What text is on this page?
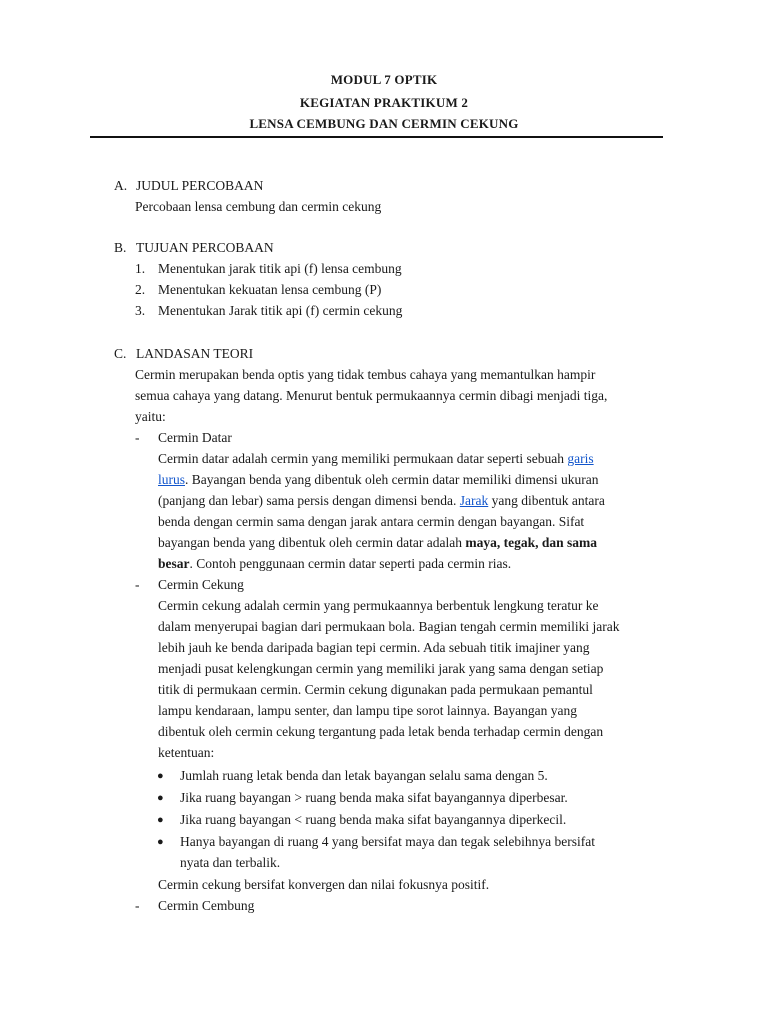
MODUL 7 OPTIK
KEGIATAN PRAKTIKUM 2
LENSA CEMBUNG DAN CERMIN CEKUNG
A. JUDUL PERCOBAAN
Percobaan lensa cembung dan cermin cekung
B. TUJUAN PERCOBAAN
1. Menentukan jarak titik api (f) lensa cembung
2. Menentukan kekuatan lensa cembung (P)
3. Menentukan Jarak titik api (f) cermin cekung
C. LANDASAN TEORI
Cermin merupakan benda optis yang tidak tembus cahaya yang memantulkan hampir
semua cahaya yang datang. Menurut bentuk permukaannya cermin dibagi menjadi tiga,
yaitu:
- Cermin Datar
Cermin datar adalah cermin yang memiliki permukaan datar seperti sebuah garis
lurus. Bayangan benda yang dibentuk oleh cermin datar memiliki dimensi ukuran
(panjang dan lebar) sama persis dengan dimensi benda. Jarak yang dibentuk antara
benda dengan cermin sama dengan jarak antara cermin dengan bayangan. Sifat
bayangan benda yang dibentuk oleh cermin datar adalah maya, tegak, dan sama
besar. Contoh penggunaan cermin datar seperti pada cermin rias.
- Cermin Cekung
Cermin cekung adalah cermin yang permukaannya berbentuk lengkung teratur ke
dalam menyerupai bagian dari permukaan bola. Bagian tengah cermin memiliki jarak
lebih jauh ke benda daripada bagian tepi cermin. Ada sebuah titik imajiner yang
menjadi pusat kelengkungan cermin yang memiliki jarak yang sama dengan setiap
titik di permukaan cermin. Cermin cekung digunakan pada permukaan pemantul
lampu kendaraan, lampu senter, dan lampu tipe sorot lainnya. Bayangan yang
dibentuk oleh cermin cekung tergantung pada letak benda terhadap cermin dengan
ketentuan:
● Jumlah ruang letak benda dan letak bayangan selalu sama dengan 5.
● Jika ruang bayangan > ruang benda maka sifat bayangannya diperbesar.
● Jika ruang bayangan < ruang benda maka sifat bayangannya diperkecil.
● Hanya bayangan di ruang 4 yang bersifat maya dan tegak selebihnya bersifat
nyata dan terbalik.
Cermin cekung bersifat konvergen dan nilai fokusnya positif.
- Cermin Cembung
=====
AIM: Copy the data word for word. Pictures do not go in the copy.

ANSWER IN FULL:
What text is on this page?
MODUL 7 OPTIK
KEGIATAN PRAKTIKUM 2
LENSA CEMBUNG DAN CERMIN CEKUNG
A. JUDUL PERCOBAAN
Percobaan lensa cembung dan cermin cekung
B. TUJUAN PERCOBAAN
1. Menentukan jarak titik api (f) lensa cembung
2. Menentukan kekuatan lensa cembung (P)
3. Menentukan Jarak titik api (f) cermin cekung
C. LANDASAN TEORI
Cermin merupakan benda optis yang tidak tembus cahaya yang memantulkan hampir
semua cahaya yang datang. Menurut bentuk permukaannya cermin dibagi menjadi tiga,
yaitu:
- Cermin Datar
Cermin datar adalah cermin yang memiliki permukaan datar seperti sebuah garis
lurus. Bayangan benda yang dibentuk oleh cermin datar memiliki dimensi ukuran
(panjang dan lebar) sama persis dengan dimensi benda. Jarak yang dibentuk antara
benda dengan cermin sama dengan jarak antara cermin dengan bayangan. Sifat
bayangan benda yang dibentuk oleh cermin datar adalah maya, tegak, dan sama
besar. Contoh penggunaan cermin datar seperti pada cermin rias.
- Cermin Cekung
Cermin cekung adalah cermin yang permukaannya berbentuk lengkung teratur ke
dalam menyerupai bagian dari permukaan bola. Bagian tengah cermin memiliki jarak
lebih jauh ke benda daripada bagian tepi cermin. Ada sebuah titik imajiner yang
menjadi pusat kelengkungan cermin yang memiliki jarak yang sama dengan setiap
titik di permukaan cermin. Cermin cekung digunakan pada permukaan pemantul
lampu kendaraan, lampu senter, dan lampu tipe sorot lainnya. Bayangan yang
dibentuk oleh cermin cekung tergantung pada letak benda terhadap cermin dengan
ketentuan:
● Jumlah ruang letak benda dan letak bayangan selalu sama dengan 5.
● Jika ruang bayangan > ruang benda maka sifat bayangannya diperbesar.
● Jika ruang bayangan < ruang benda maka sifat bayangannya diperkecil.
● Hanya bayangan di ruang 4 yang bersifat maya dan tegak selebihnya bersifat
nyata dan terbalik.
Cermin cekung bersifat konvergen dan nilai fokusnya positif.
- Cermin Cembung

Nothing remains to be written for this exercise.